-- SHORT TASK --
Present every line in which the string "this" appears.

* * *

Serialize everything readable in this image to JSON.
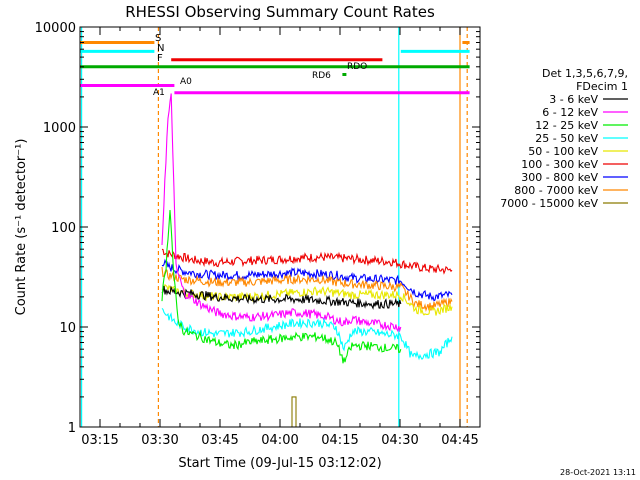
{
  "chart_data": {
    "type": "line",
    "title": "RHESSI Observing Summary Count Rates",
    "xlabel": "Start Time (09-Jul-15 03:12:02)",
    "ylabel": "Count Rate (s⁻¹ detector⁻¹)",
    "x_unit": "minutes after 03:12:02",
    "xlim": [
      -2,
      98
    ],
    "ylim": [
      1,
      10000
    ],
    "yscale": "log",
    "grid": false,
    "x_ticks": [
      {
        "t": 3,
        "label": "03:15"
      },
      {
        "t": 18,
        "label": "03:30"
      },
      {
        "t": 33,
        "label": "03:45"
      },
      {
        "t": 48,
        "label": "04:00"
      },
      {
        "t": 63,
        "label": "04:15"
      },
      {
        "t": 78,
        "label": "04:30"
      },
      {
        "t": 93,
        "label": "04:45"
      }
    ],
    "y_ticks": [
      {
        "v": 1,
        "label": "1"
      },
      {
        "v": 10,
        "label": "10"
      },
      {
        "v": 100,
        "label": "100"
      },
      {
        "v": 1000,
        "label": "1000"
      },
      {
        "v": 10000,
        "label": "10000"
      }
    ],
    "legend": {
      "placement": "right",
      "header": [
        "Det 1,3,5,6,7,9,",
        "FDecim 1"
      ],
      "entries": [
        {
          "label": "3 - 6 keV",
          "color": "#000000"
        },
        {
          "label": "6 - 12 keV",
          "color": "#ff00ff"
        },
        {
          "label": "12 - 25 keV",
          "color": "#00ee00"
        },
        {
          "label": "25 - 50 keV",
          "color": "#00ffff"
        },
        {
          "label": "50 - 100 keV",
          "color": "#e8e800"
        },
        {
          "label": "100 - 300 keV",
          "color": "#ee0000"
        },
        {
          "label": "300 - 800 keV",
          "color": "#0000ff"
        },
        {
          "label": "800 - 7000 keV",
          "color": "#ff8800"
        },
        {
          "label": "7000 - 15000 keV",
          "color": "#8a7a00"
        }
      ]
    },
    "series": [
      {
        "name": "100 - 300 keV",
        "color": "#ee0000",
        "x": [
          18.5,
          19.5,
          22,
          26,
          32,
          40,
          46,
          52,
          58,
          62,
          66,
          72,
          76,
          78.2,
          82,
          86,
          91
        ],
        "y": [
          60,
          55,
          52,
          47,
          44,
          46,
          47,
          49,
          50,
          49,
          48,
          46,
          45,
          43,
          40,
          38,
          37
        ]
      },
      {
        "name": "300 - 800 keV",
        "color": "#0000ff",
        "x": [
          18.5,
          20,
          24,
          28,
          32,
          40,
          46,
          52,
          58,
          62,
          66,
          72,
          78.2,
          82,
          86,
          91
        ],
        "y": [
          45,
          40,
          36,
          34,
          33,
          33,
          34,
          35,
          34,
          33,
          31,
          30,
          29,
          22,
          20,
          21
        ]
      },
      {
        "name": "800 - 7000 keV",
        "color": "#ff8800",
        "x": [
          18.5,
          20,
          24,
          28,
          32,
          40,
          46,
          52,
          58,
          62,
          66,
          72,
          78.2,
          82,
          86,
          91
        ],
        "y": [
          36,
          33,
          30,
          29,
          28,
          28,
          29,
          30,
          30,
          28,
          27,
          26,
          25,
          17,
          16,
          18
        ]
      },
      {
        "name": "50 - 100 keV",
        "color": "#e8e800",
        "x": [
          18.5,
          20,
          24,
          28,
          32,
          40,
          46,
          52,
          58,
          62,
          66,
          72,
          78.2,
          82,
          86,
          91
        ],
        "y": [
          26,
          24,
          22,
          21,
          20,
          20,
          21,
          22,
          23,
          22,
          21,
          21,
          21,
          15,
          14,
          16
        ]
      },
      {
        "name": "3 - 6 keV",
        "color": "#000000",
        "x": [
          18.5,
          20,
          24,
          28,
          32,
          40,
          46,
          52,
          58,
          62,
          66,
          72,
          78.2
        ],
        "y": [
          24,
          23,
          22,
          21,
          20,
          19,
          19,
          19,
          18.5,
          18,
          17.5,
          17,
          17
        ]
      },
      {
        "name": "6 - 12 keV",
        "color": "#ff00ff",
        "x": [
          18.5,
          19.2,
          20,
          20.8,
          21.2,
          22,
          24,
          28,
          32,
          36,
          40,
          46,
          52,
          56,
          60,
          64,
          66,
          70,
          74,
          78.2
        ],
        "y": [
          60,
          300,
          1200,
          2000,
          600,
          40,
          22,
          17,
          14,
          13,
          12.5,
          13,
          14,
          13.5,
          12.5,
          11,
          12,
          11,
          10.5,
          10
        ]
      },
      {
        "name": "25 - 50 keV",
        "color": "#00ffff",
        "x": [
          18.5,
          20,
          22,
          24,
          28,
          32,
          40,
          46,
          52,
          58,
          62,
          64,
          66,
          70,
          74,
          78.2,
          81,
          84,
          88,
          91
        ],
        "y": [
          15,
          13,
          11,
          10,
          9,
          8.5,
          9,
          10,
          11,
          11,
          10,
          6,
          9,
          9,
          8.5,
          8.2,
          5,
          5.3,
          5.6,
          8
        ]
      },
      {
        "name": "12 - 25 keV",
        "color": "#00ee00",
        "x": [
          18.5,
          19.5,
          20.5,
          21.5,
          22.5,
          24,
          28,
          32,
          36,
          40,
          46,
          52,
          58,
          62,
          64,
          66,
          70,
          74,
          78.2
        ],
        "y": [
          20,
          40,
          160,
          30,
          12,
          9,
          8,
          7,
          6.5,
          7,
          7.5,
          8,
          8,
          7,
          4.5,
          6.5,
          6.5,
          6.2,
          6
        ]
      },
      {
        "name": "7000 - 15000 keV",
        "color": "#8a7a00",
        "x": [
          51,
          51,
          52,
          52
        ],
        "y": [
          1,
          2,
          2,
          1
        ]
      }
    ],
    "flag_bars": [
      {
        "label": "S",
        "color": "#ff8800",
        "segments": [
          [
            -2,
            16.6
          ],
          [
            93.6,
            95.4
          ]
        ],
        "y": 7000
      },
      {
        "label": "N",
        "color": "#00ffff",
        "segments": [
          [
            -2,
            16.6
          ],
          [
            78.2,
            95.4
          ]
        ],
        "y": 5700
      },
      {
        "label": "F",
        "color": "#ee0000",
        "segments": [
          [
            20.8,
            73.6
          ]
        ],
        "y": 4700
      },
      {
        "label": "RDO",
        "color": "#00aa00",
        "segments": [
          [
            -2,
            95.4
          ]
        ],
        "y": 4000
      },
      {
        "label": "RD6",
        "color": "#00aa00",
        "segments": [
          [
            63.6,
            64.6
          ]
        ],
        "y": 3350
      },
      {
        "label": "A0",
        "color": "#ff00ff",
        "segments": [
          [
            -2,
            21.6
          ]
        ],
        "y": 2600
      },
      {
        "label": "A1",
        "color": "#ff00ff",
        "segments": [
          [
            21.6,
            95.4
          ]
        ],
        "y": 2200
      }
    ],
    "vlines": [
      {
        "t": 17.6,
        "color": "#ff8800",
        "dashed": true
      },
      {
        "t": 77.7,
        "color": "#00ffff",
        "dashed": false
      },
      {
        "t": 93.0,
        "color": "#ff8800",
        "dashed": false
      },
      {
        "t": 94.8,
        "color": "#ff8800",
        "dashed": true
      },
      {
        "t": -1.6,
        "color": "#00ffff",
        "dashed": false
      }
    ],
    "stamp": "28-Oct-2021 13:11"
  }
}
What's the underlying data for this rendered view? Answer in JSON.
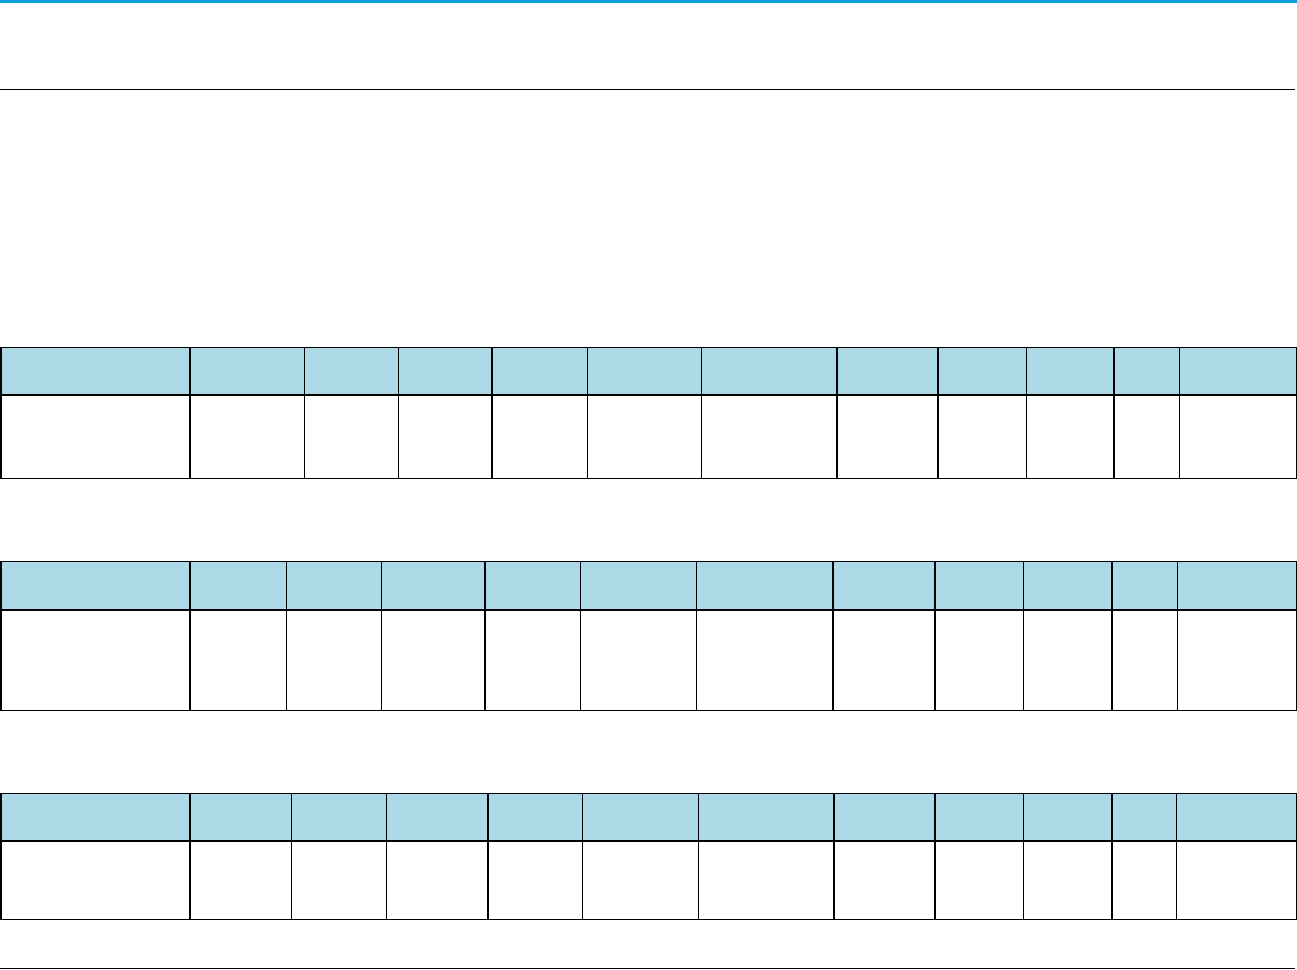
{
  "colors": {
    "accent_bar": "#0aa0dc",
    "header_fill": "#add8e6",
    "border": "#000000"
  },
  "tables": [
    {
      "headers": [
        "",
        "",
        "",
        "",
        "",
        "",
        "",
        "",
        "",
        "",
        "",
        ""
      ],
      "rows": [
        [
          "",
          "",
          "",
          "",
          "",
          "",
          "",
          "",
          "",
          "",
          "",
          ""
        ]
      ]
    },
    {
      "headers": [
        "",
        "",
        "",
        "",
        "",
        "",
        "",
        "",
        "",
        "",
        "",
        ""
      ],
      "rows": [
        [
          "",
          "",
          "",
          "",
          "",
          "",
          "",
          "",
          "",
          "",
          "",
          ""
        ]
      ]
    },
    {
      "headers": [
        "",
        "",
        "",
        "",
        "",
        "",
        "",
        "",
        "",
        "",
        "",
        ""
      ],
      "rows": [
        [
          "",
          "",
          "",
          "",
          "",
          "",
          "",
          "",
          "",
          "",
          "",
          ""
        ]
      ]
    }
  ]
}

* * *

-- TASK RESULT --
Serialize everything readable in this image to JSON.
What's the underlying data for this rendered view? Answer in JSON.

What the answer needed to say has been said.